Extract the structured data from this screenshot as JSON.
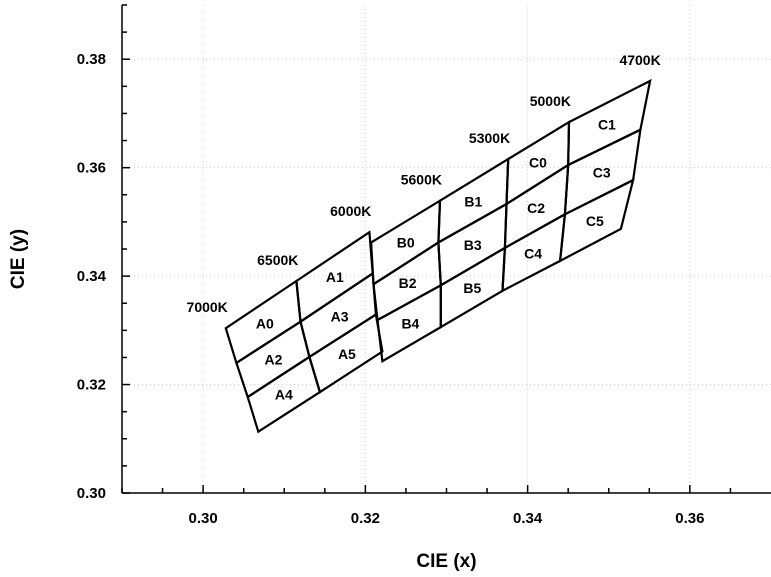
{
  "chart_data": {
    "type": "line",
    "title": "",
    "xlabel": "CIE (x)",
    "ylabel": "CIE (y)",
    "xlim": [
      0.29,
      0.37
    ],
    "ylim": [
      0.3,
      0.39
    ],
    "x_ticks": [
      0.3,
      0.32,
      0.34,
      0.36
    ],
    "x_tick_labels": [
      "0.30",
      "0.32",
      "0.34",
      "0.36"
    ],
    "y_ticks": [
      0.3,
      0.32,
      0.34,
      0.36,
      0.38
    ],
    "y_tick_labels": [
      "0.30",
      "0.32",
      "0.34",
      "0.36",
      "0.38"
    ],
    "grid": true,
    "color_temperature_lines": [
      {
        "label": "7000K",
        "top": [
          0.3028,
          0.3304
        ],
        "bottom": [
          0.3068,
          0.3113
        ]
      },
      {
        "label": "6500K",
        "top": [
          0.3115,
          0.3391
        ],
        "bottom": [
          0.3144,
          0.3186
        ]
      },
      {
        "label": "6000K",
        "top": [
          0.3205,
          0.3481
        ],
        "bottom": [
          0.3221,
          0.3261
        ]
      },
      {
        "label": "5600K",
        "top": [
          0.3292,
          0.3539
        ],
        "bottom": [
          0.3293,
          0.3306
        ]
      },
      {
        "label": "5300K",
        "top": [
          0.3376,
          0.3616
        ],
        "bottom": [
          0.3369,
          0.3373
        ]
      },
      {
        "label": "5000K",
        "top": [
          0.3451,
          0.3684
        ],
        "bottom": [
          0.344,
          0.3428
        ]
      },
      {
        "label": "4700K",
        "top": [
          0.3551,
          0.376
        ],
        "bottom": [
          0.3515,
          0.3487
        ]
      }
    ],
    "bins": [
      {
        "name": "A0",
        "polygon": [
          [
            0.3028,
            0.3304
          ],
          [
            0.3115,
            0.3391
          ],
          [
            0.312,
            0.3316
          ],
          [
            0.3041,
            0.324
          ]
        ]
      },
      {
        "name": "A1",
        "polygon": [
          [
            0.3115,
            0.3391
          ],
          [
            0.3205,
            0.3481
          ],
          [
            0.3209,
            0.3405
          ],
          [
            0.312,
            0.3316
          ]
        ]
      },
      {
        "name": "A2",
        "polygon": [
          [
            0.3041,
            0.324
          ],
          [
            0.312,
            0.3316
          ],
          [
            0.3131,
            0.3251
          ],
          [
            0.3055,
            0.3177
          ]
        ]
      },
      {
        "name": "A3",
        "polygon": [
          [
            0.312,
            0.3316
          ],
          [
            0.3209,
            0.3405
          ],
          [
            0.3213,
            0.3329
          ],
          [
            0.3131,
            0.3251
          ]
        ]
      },
      {
        "name": "A4",
        "polygon": [
          [
            0.3055,
            0.3177
          ],
          [
            0.3131,
            0.3251
          ],
          [
            0.3144,
            0.3186
          ],
          [
            0.3068,
            0.3113
          ]
        ]
      },
      {
        "name": "A5",
        "polygon": [
          [
            0.3131,
            0.3251
          ],
          [
            0.3213,
            0.3329
          ],
          [
            0.3221,
            0.3261
          ],
          [
            0.3144,
            0.3186
          ]
        ]
      },
      {
        "name": "B0",
        "polygon": [
          [
            0.3207,
            0.3462
          ],
          [
            0.3292,
            0.3539
          ],
          [
            0.329,
            0.3462
          ],
          [
            0.321,
            0.3385
          ]
        ]
      },
      {
        "name": "B1",
        "polygon": [
          [
            0.3292,
            0.3539
          ],
          [
            0.3376,
            0.3616
          ],
          [
            0.3374,
            0.3533
          ],
          [
            0.329,
            0.3462
          ]
        ]
      },
      {
        "name": "B2",
        "polygon": [
          [
            0.321,
            0.3385
          ],
          [
            0.329,
            0.3462
          ],
          [
            0.3293,
            0.3383
          ],
          [
            0.3215,
            0.3319
          ]
        ]
      },
      {
        "name": "B3",
        "polygon": [
          [
            0.329,
            0.3462
          ],
          [
            0.3374,
            0.3533
          ],
          [
            0.3372,
            0.3452
          ],
          [
            0.3293,
            0.3383
          ]
        ]
      },
      {
        "name": "B4",
        "polygon": [
          [
            0.3215,
            0.3319
          ],
          [
            0.3293,
            0.3383
          ],
          [
            0.3293,
            0.3306
          ],
          [
            0.3221,
            0.3243
          ]
        ]
      },
      {
        "name": "B5",
        "polygon": [
          [
            0.3293,
            0.3383
          ],
          [
            0.3372,
            0.3452
          ],
          [
            0.3369,
            0.3373
          ],
          [
            0.3293,
            0.3306
          ]
        ]
      },
      {
        "name": "C0",
        "polygon": [
          [
            0.3376,
            0.3616
          ],
          [
            0.3451,
            0.3684
          ],
          [
            0.345,
            0.3605
          ],
          [
            0.3374,
            0.3533
          ]
        ]
      },
      {
        "name": "C1",
        "polygon": [
          [
            0.3451,
            0.3684
          ],
          [
            0.3551,
            0.376
          ],
          [
            0.3539,
            0.367
          ],
          [
            0.345,
            0.3605
          ]
        ]
      },
      {
        "name": "C2",
        "polygon": [
          [
            0.3374,
            0.3533
          ],
          [
            0.345,
            0.3605
          ],
          [
            0.3446,
            0.3514
          ],
          [
            0.3372,
            0.3452
          ]
        ]
      },
      {
        "name": "C3",
        "polygon": [
          [
            0.345,
            0.3605
          ],
          [
            0.3539,
            0.367
          ],
          [
            0.353,
            0.3577
          ],
          [
            0.3446,
            0.3514
          ]
        ]
      },
      {
        "name": "C4",
        "polygon": [
          [
            0.3372,
            0.3452
          ],
          [
            0.3446,
            0.3514
          ],
          [
            0.344,
            0.3428
          ],
          [
            0.3369,
            0.3373
          ]
        ]
      },
      {
        "name": "C5",
        "polygon": [
          [
            0.3446,
            0.3514
          ],
          [
            0.353,
            0.3577
          ],
          [
            0.3515,
            0.3487
          ],
          [
            0.344,
            0.3428
          ]
        ]
      }
    ]
  }
}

----

[Requirement] All records should be output exactly, with the pictures left out.

[Answer below]
Extract the structured data from this screenshot as JSON.
{
  "chart_data": {
    "type": "line",
    "title": "",
    "xlabel": "CIE (x)",
    "ylabel": "CIE (y)",
    "xlim": [
      0.29,
      0.37
    ],
    "ylim": [
      0.3,
      0.39
    ],
    "x_ticks": [
      0.3,
      0.32,
      0.34,
      0.36
    ],
    "x_tick_labels": [
      "0.30",
      "0.32",
      "0.34",
      "0.36"
    ],
    "y_ticks": [
      0.3,
      0.32,
      0.34,
      0.36,
      0.38
    ],
    "y_tick_labels": [
      "0.30",
      "0.32",
      "0.34",
      "0.36",
      "0.38"
    ],
    "grid": true,
    "color_temperature_lines": [
      {
        "label": "7000K",
        "top": [
          0.3028,
          0.3304
        ],
        "bottom": [
          0.3068,
          0.3113
        ]
      },
      {
        "label": "6500K",
        "top": [
          0.3115,
          0.3391
        ],
        "bottom": [
          0.3144,
          0.3186
        ]
      },
      {
        "label": "6000K",
        "top": [
          0.3205,
          0.3481
        ],
        "bottom": [
          0.3221,
          0.3261
        ]
      },
      {
        "label": "5600K",
        "top": [
          0.3292,
          0.3539
        ],
        "bottom": [
          0.3293,
          0.3306
        ]
      },
      {
        "label": "5300K",
        "top": [
          0.3376,
          0.3616
        ],
        "bottom": [
          0.3369,
          0.3373
        ]
      },
      {
        "label": "5000K",
        "top": [
          0.3451,
          0.3684
        ],
        "bottom": [
          0.344,
          0.3428
        ]
      },
      {
        "label": "4700K",
        "top": [
          0.3551,
          0.376
        ],
        "bottom": [
          0.3515,
          0.3487
        ]
      }
    ],
    "bins": [
      {
        "name": "A0",
        "polygon": [
          [
            0.3028,
            0.3304
          ],
          [
            0.3115,
            0.3391
          ],
          [
            0.312,
            0.3316
          ],
          [
            0.3041,
            0.324
          ]
        ]
      },
      {
        "name": "A1",
        "polygon": [
          [
            0.3115,
            0.3391
          ],
          [
            0.3205,
            0.3481
          ],
          [
            0.3209,
            0.3405
          ],
          [
            0.312,
            0.3316
          ]
        ]
      },
      {
        "name": "A2",
        "polygon": [
          [
            0.3041,
            0.324
          ],
          [
            0.312,
            0.3316
          ],
          [
            0.3131,
            0.3251
          ],
          [
            0.3055,
            0.3177
          ]
        ]
      },
      {
        "name": "A3",
        "polygon": [
          [
            0.312,
            0.3316
          ],
          [
            0.3209,
            0.3405
          ],
          [
            0.3213,
            0.3329
          ],
          [
            0.3131,
            0.3251
          ]
        ]
      },
      {
        "name": "A4",
        "polygon": [
          [
            0.3055,
            0.3177
          ],
          [
            0.3131,
            0.3251
          ],
          [
            0.3144,
            0.3186
          ],
          [
            0.3068,
            0.3113
          ]
        ]
      },
      {
        "name": "A5",
        "polygon": [
          [
            0.3131,
            0.3251
          ],
          [
            0.3213,
            0.3329
          ],
          [
            0.3221,
            0.3261
          ],
          [
            0.3144,
            0.3186
          ]
        ]
      },
      {
        "name": "B0",
        "polygon": [
          [
            0.3207,
            0.3462
          ],
          [
            0.3292,
            0.3539
          ],
          [
            0.329,
            0.3462
          ],
          [
            0.321,
            0.3385
          ]
        ]
      },
      {
        "name": "B1",
        "polygon": [
          [
            0.3292,
            0.3539
          ],
          [
            0.3376,
            0.3616
          ],
          [
            0.3374,
            0.3533
          ],
          [
            0.329,
            0.3462
          ]
        ]
      },
      {
        "name": "B2",
        "polygon": [
          [
            0.321,
            0.3385
          ],
          [
            0.329,
            0.3462
          ],
          [
            0.3293,
            0.3383
          ],
          [
            0.3215,
            0.3319
          ]
        ]
      },
      {
        "name": "B3",
        "polygon": [
          [
            0.329,
            0.3462
          ],
          [
            0.3374,
            0.3533
          ],
          [
            0.3372,
            0.3452
          ],
          [
            0.3293,
            0.3383
          ]
        ]
      },
      {
        "name": "B4",
        "polygon": [
          [
            0.3215,
            0.3319
          ],
          [
            0.3293,
            0.3383
          ],
          [
            0.3293,
            0.3306
          ],
          [
            0.3221,
            0.3243
          ]
        ]
      },
      {
        "name": "B5",
        "polygon": [
          [
            0.3293,
            0.3383
          ],
          [
            0.3372,
            0.3452
          ],
          [
            0.3369,
            0.3373
          ],
          [
            0.3293,
            0.3306
          ]
        ]
      },
      {
        "name": "C0",
        "polygon": [
          [
            0.3376,
            0.3616
          ],
          [
            0.3451,
            0.3684
          ],
          [
            0.345,
            0.3605
          ],
          [
            0.3374,
            0.3533
          ]
        ]
      },
      {
        "name": "C1",
        "polygon": [
          [
            0.3451,
            0.3684
          ],
          [
            0.3551,
            0.376
          ],
          [
            0.3539,
            0.367
          ],
          [
            0.345,
            0.3605
          ]
        ]
      },
      {
        "name": "C2",
        "polygon": [
          [
            0.3374,
            0.3533
          ],
          [
            0.345,
            0.3605
          ],
          [
            0.3446,
            0.3514
          ],
          [
            0.3372,
            0.3452
          ]
        ]
      },
      {
        "name": "C3",
        "polygon": [
          [
            0.345,
            0.3605
          ],
          [
            0.3539,
            0.367
          ],
          [
            0.353,
            0.3577
          ],
          [
            0.3446,
            0.3514
          ]
        ]
      },
      {
        "name": "C4",
        "polygon": [
          [
            0.3372,
            0.3452
          ],
          [
            0.3446,
            0.3514
          ],
          [
            0.344,
            0.3428
          ],
          [
            0.3369,
            0.3373
          ]
        ]
      },
      {
        "name": "C5",
        "polygon": [
          [
            0.3446,
            0.3514
          ],
          [
            0.353,
            0.3577
          ],
          [
            0.3515,
            0.3487
          ],
          [
            0.344,
            0.3428
          ]
        ]
      }
    ]
  }
}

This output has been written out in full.